*GIVEN REQUEST:* Transcribe every entry below word for word, but skip the pictures.

*SUPPLIED MATERIAL:*
--- start ---
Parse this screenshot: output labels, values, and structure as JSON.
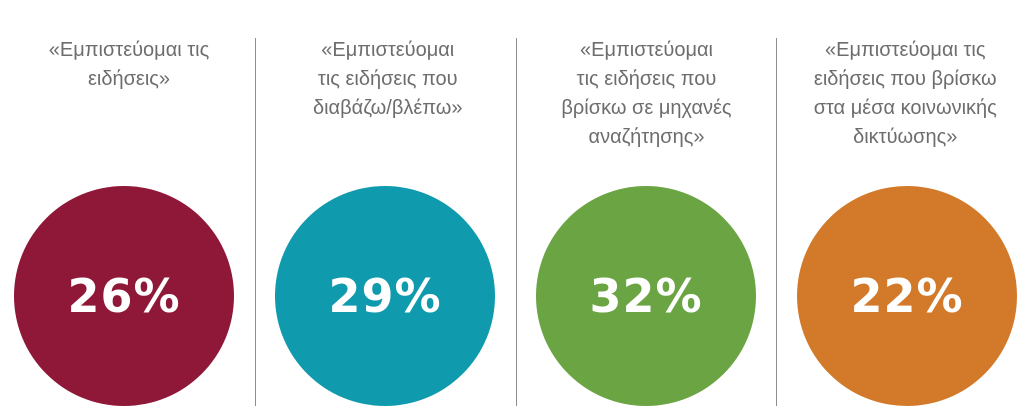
{
  "chart_data": {
    "type": "pie",
    "unit": "%",
    "items": [
      {
        "label_lines": [
          "«Εμπιστεύομαι τις",
          "ειδήσεις»"
        ],
        "value": 26,
        "value_label": "26%",
        "color": "#8f1838"
      },
      {
        "label_lines": [
          "«Εμπιστεύομαι",
          "τις ειδήσεις που",
          "διαβάζω/βλέπω»"
        ],
        "value": 29,
        "value_label": "29%",
        "color": "#0f9aad"
      },
      {
        "label_lines": [
          "«Εμπιστεύομαι",
          "τις ειδήσεις που",
          "βρίσκω σε μηχανές",
          "αναζήτησης»"
        ],
        "value": 32,
        "value_label": "32%",
        "color": "#6aa443"
      },
      {
        "label_lines": [
          "«Εμπιστεύομαι τις",
          "ειδήσεις που βρίσκω",
          "στα μέσα κοινωνικής",
          "δικτύωσης»"
        ],
        "value": 22,
        "value_label": "22%",
        "color": "#d27a2a"
      }
    ]
  }
}
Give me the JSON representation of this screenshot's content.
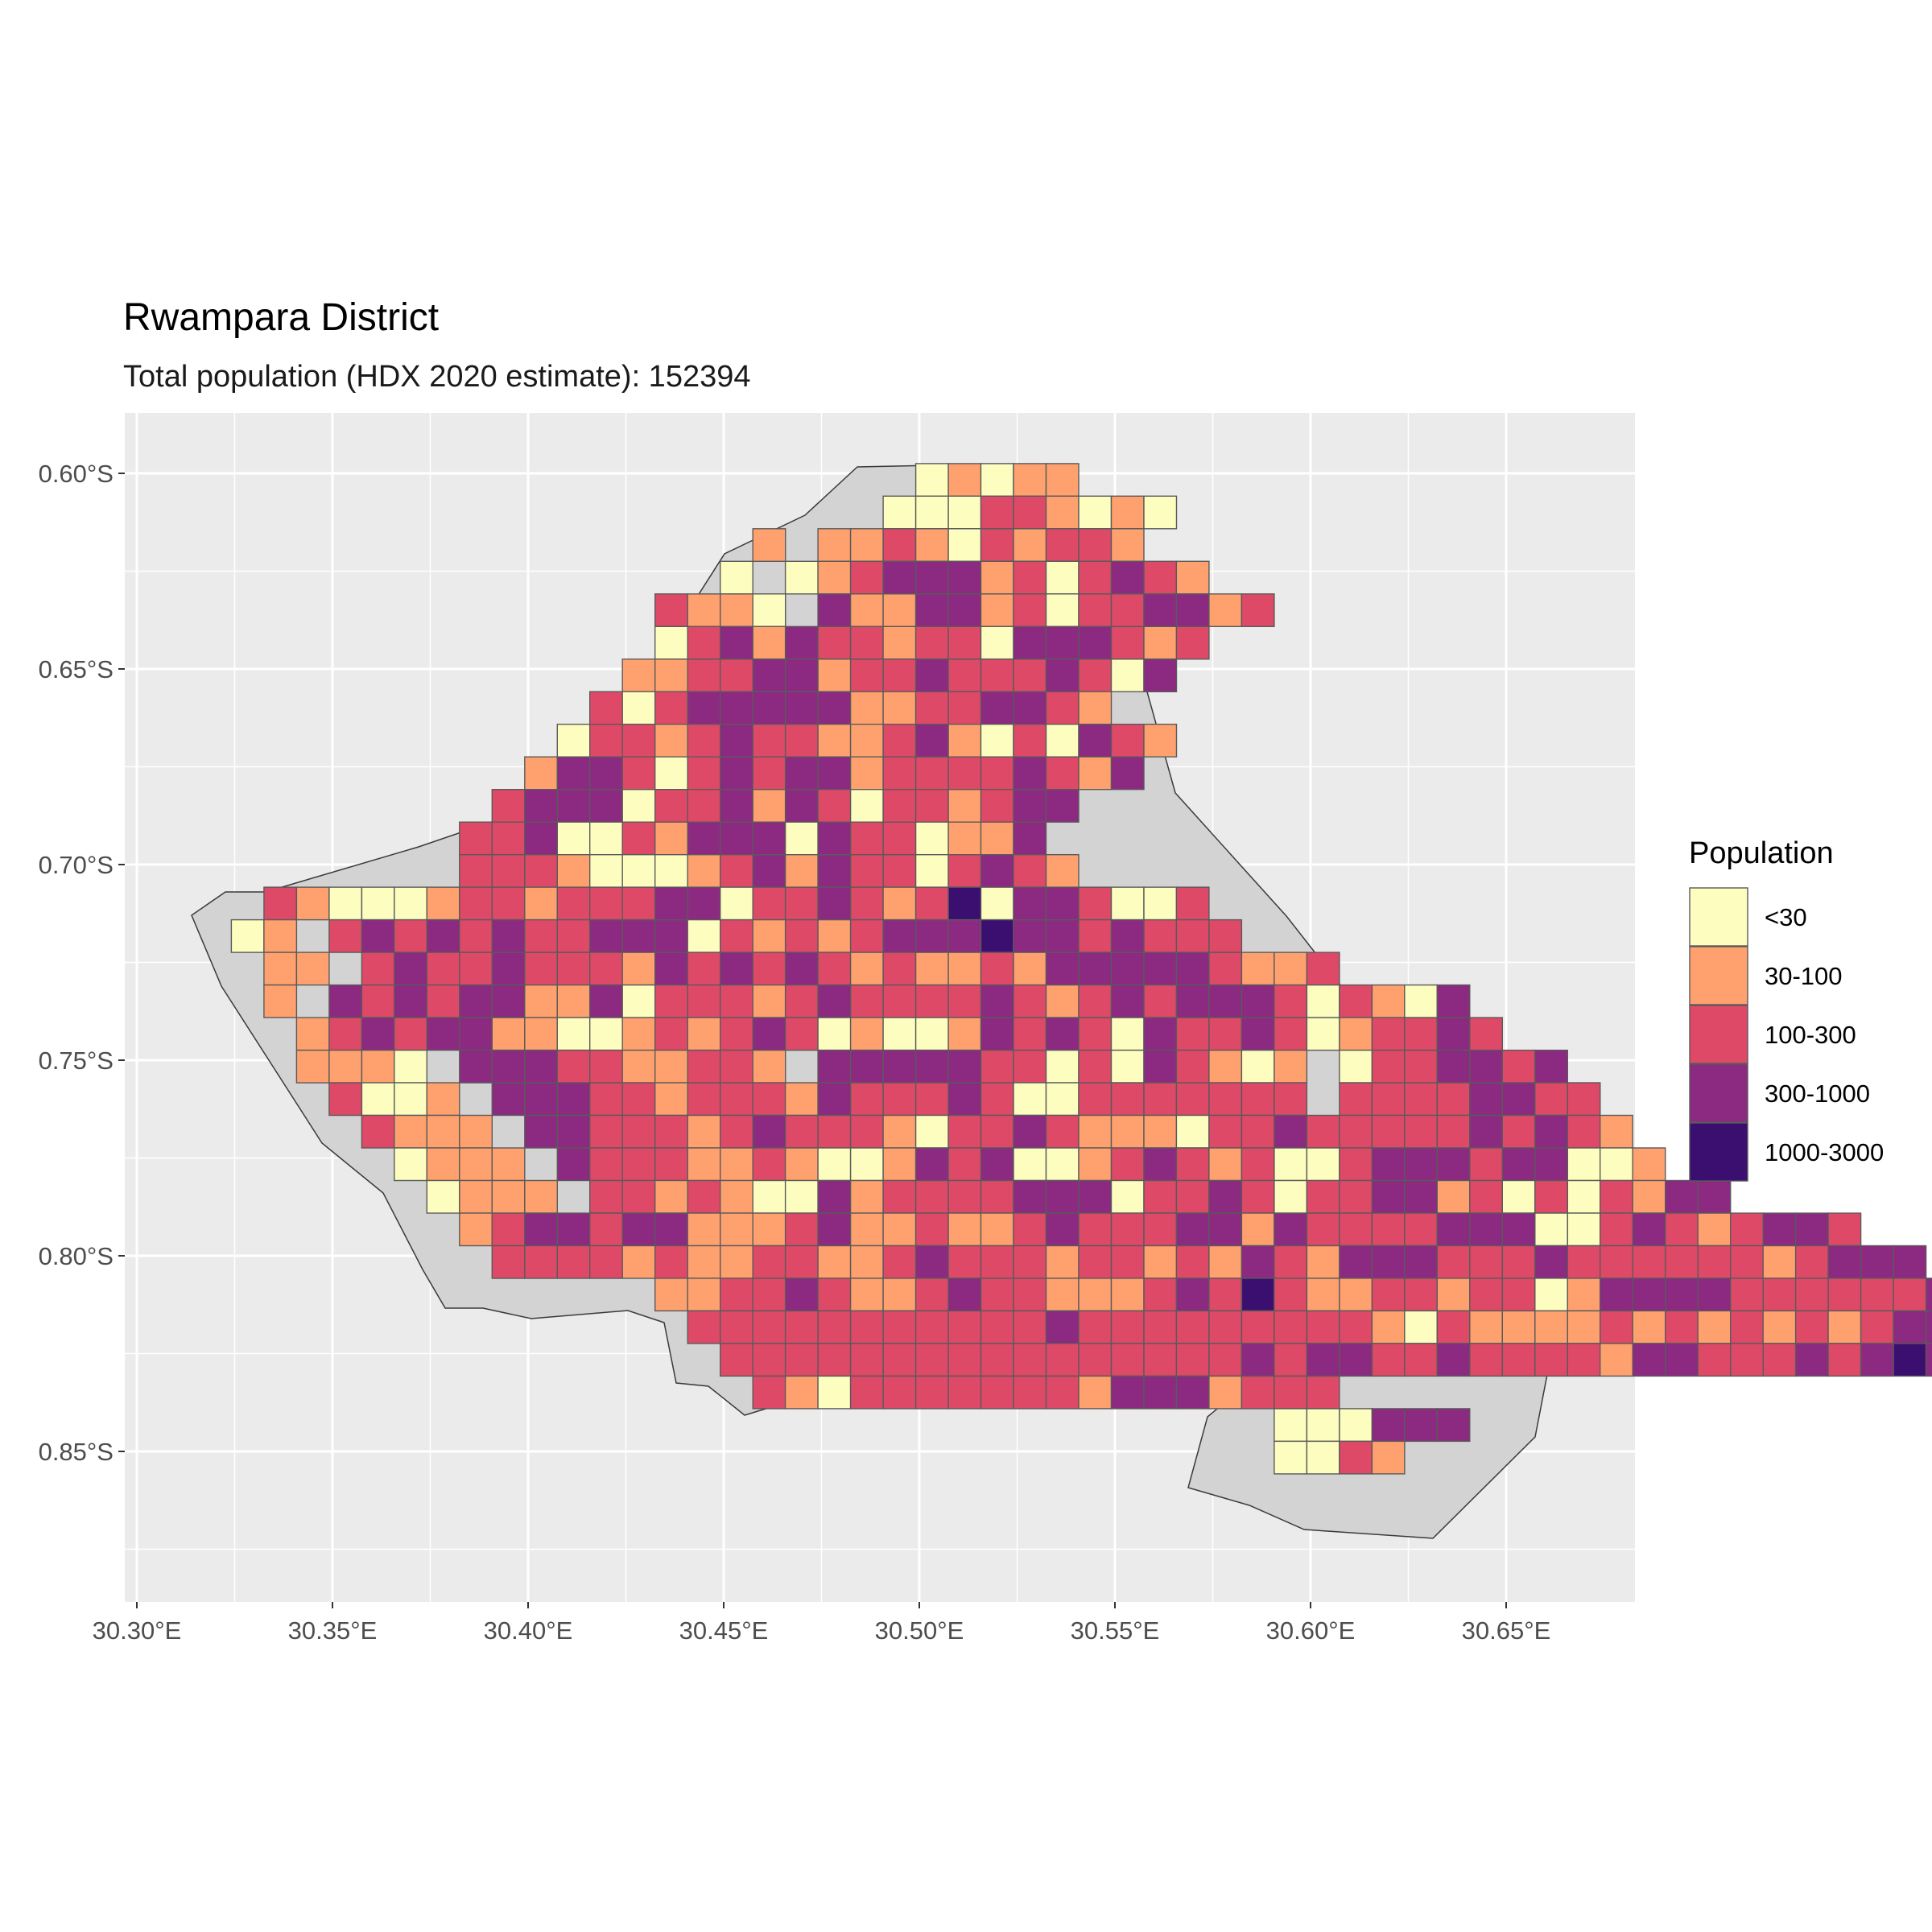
{
  "title": "Rwampara District",
  "subtitle": "Total population (HDX 2020 estimate): 152394",
  "legend": {
    "title": "Population",
    "items": [
      {
        "label": "<30",
        "color": "#FCFDBF"
      },
      {
        "label": "30-100",
        "color": "#FEA16E"
      },
      {
        "label": "100-300",
        "color": "#DE4968"
      },
      {
        "label": "300-1000",
        "color": "#8C2981"
      },
      {
        "label": "1000-3000",
        "color": "#3B0F70"
      }
    ]
  },
  "axes": {
    "x_ticks": [
      "30.30°E",
      "30.35°E",
      "30.40°E",
      "30.45°E",
      "30.50°E",
      "30.55°E",
      "30.60°E",
      "30.65°E"
    ],
    "y_ticks": [
      "0.60°S",
      "0.65°S",
      "0.70°S",
      "0.75°S",
      "0.80°S",
      "0.85°S"
    ]
  },
  "colors": {
    "panel_background": "#EBEBEB",
    "grid": "#FFFFFF",
    "district_fill": "#D3D3D3",
    "cell_border": "#5A5A5A"
  },
  "chart_data": {
    "type": "heatmap",
    "grid_origin_lon": 30.3075,
    "grid_origin_lat": -0.5975,
    "cell_size_deg": 0.00833,
    "encoding": "rows[r] lists the population class index (0='<30', 1='30-100', 2='100-300', 3='300-1000', 4='1000-3000') of each cell in row r, north to south; row r starts at rows_start_col[r]; '-' = no population cell.",
    "rows_start_col": [
      23,
      22,
      18,
      17,
      15,
      15,
      14,
      13,
      12,
      11,
      10,
      9,
      9,
      3,
      2,
      3,
      3,
      4,
      4,
      5,
      6,
      7,
      8,
      9,
      10,
      15,
      16,
      17,
      18,
      34,
      34
    ],
    "rows": [
      "01011",
      "000221010",
      "1-1121021221",
      "0-0123331202321",
      "2110-31133120223312",
      "02313221220333212",
      "11223312232223203",
      "2023333311223321",
      "0221232211231020321",
      "1332023233122223213",
      "233302231320221233",
      "223002133303220113",
      "2221000123132202321",
      "21000122122233022321240332002",
      "01-2323232233302121233343323222",
      "11-232232221323232121121333332112",
      "1-32323311302221232222321232333202103",
      "1232331100121232010013232032232012232",
      "1110-3332211221-333332202032101-0223323",
      "2001-3332212221322232002222222-22223322",
      "2111-3322212322210223211102232222232321",
      "0111-3222112100132300123212002333233001",
      "0111-22121003122223330223202233120202133",
      "1233233111231121123222331322223330023212332",
      "22221211221123222122121321333222322222212333",
      "11223211232211123242112212201333322222232233",
      "2222222222232222222221021111212121212333321",
      "222222222222222232332232222133222323432",
      "210222222213331222",
      "000333",
      "0021"
    ]
  }
}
--- end ---
*TASK ANSWER:*
Parse this screenshot: output labels, values, and structure as JSON.
{
  "chart_data": {
    "type": "pie",
    "unit": "%",
    "items": [
      {
        "label_lines": [
          "«Εμπιστεύομαι τις",
          "ειδήσεις»"
        ],
        "value": 26,
        "value_label": "26%",
        "color": "#8f1838"
      },
      {
        "label_lines": [
          "«Εμπιστεύομαι",
          "τις ειδήσεις που",
          "διαβάζω/βλέπω»"
        ],
        "value": 29,
        "value_label": "29%",
        "color": "#0f9aad"
      },
      {
        "label_lines": [
          "«Εμπιστεύομαι",
          "τις ειδήσεις που",
          "βρίσκω σε μηχανές",
          "αναζήτησης»"
        ],
        "value": 32,
        "value_label": "32%",
        "color": "#6aa443"
      },
      {
        "label_lines": [
          "«Εμπιστεύομαι τις",
          "ειδήσεις που βρίσκω",
          "στα μέσα κοινωνικής",
          "δικτύωσης»"
        ],
        "value": 22,
        "value_label": "22%",
        "color": "#d27a2a"
      }
    ]
  }
}
Give me the JSON representation of this screenshot's content.
{
  "title": "Rwampara District",
  "subtitle": "Total population (HDX 2020 estimate): 152394",
  "legend": {
    "title": "Population",
    "items": [
      {
        "label": "<30",
        "color": "#FCFDBF"
      },
      {
        "label": "30-100",
        "color": "#FEA16E"
      },
      {
        "label": "100-300",
        "color": "#DE4968"
      },
      {
        "label": "300-1000",
        "color": "#8C2981"
      },
      {
        "label": "1000-3000",
        "color": "#3B0F70"
      }
    ]
  },
  "axes": {
    "x_ticks": [
      "30.30°E",
      "30.35°E",
      "30.40°E",
      "30.45°E",
      "30.50°E",
      "30.55°E",
      "30.60°E",
      "30.65°E"
    ],
    "y_ticks": [
      "0.60°S",
      "0.65°S",
      "0.70°S",
      "0.75°S",
      "0.80°S",
      "0.85°S"
    ]
  },
  "colors": {
    "panel_background": "#EBEBEB",
    "grid": "#FFFFFF",
    "district_fill": "#D3D3D3",
    "cell_border": "#5A5A5A"
  },
  "chart_data": {
    "type": "heatmap",
    "grid_origin_lon": 30.3075,
    "grid_origin_lat": -0.5975,
    "cell_size_deg": 0.00833,
    "encoding": "rows[r] lists the population class index (0='<30', 1='30-100', 2='100-300', 3='300-1000', 4='1000-3000') of each cell in row r, north to south; row r starts at rows_start_col[r]; '-' = no population cell.",
    "rows_start_col": [
      23,
      22,
      18,
      17,
      15,
      15,
      14,
      13,
      12,
      11,
      10,
      9,
      9,
      3,
      2,
      3,
      3,
      4,
      4,
      5,
      6,
      7,
      8,
      9,
      10,
      15,
      16,
      17,
      18,
      34,
      34
    ],
    "rows": [
      "01011",
      "000221010",
      "1-1121021221",
      "0-0123331202321",
      "2110-31133120223312",
      "02313221220333212",
      "11223312232223203",
      "2023333311223321",
      "0221232211231020321",
      "1332023233122223213",
      "233302231320221233",
      "223002133303220113",
      "2221000123132202321",
      "21000122122233022321240332002",
      "01-2323232233302121233343323222",
      "11-232232221323232121121333332112",
      "1-32323311302221232222321232333202103",
      "1232331100121232010013232032232012232",
      "1110-3332211221-333332202032101-0223323",
      "2001-3332212221322232002222222-22223322",
      "2111-3322212322210223211102232222232321",
      "0111-3222112100132300123212002333233001",
      "0111-22121003122223330223202233120202133",
      "1233233111231121123222331322223330023212332",
      "22221211221123222122121321333222322222212333",
      "11223211232211123242112212201333322222232233",
      "2222222222232222222221021111212121212333321",
      "222222222222222232332232222133222323432",
      "210222222213331222",
      "000333",
      "0021"
    ]
  }
}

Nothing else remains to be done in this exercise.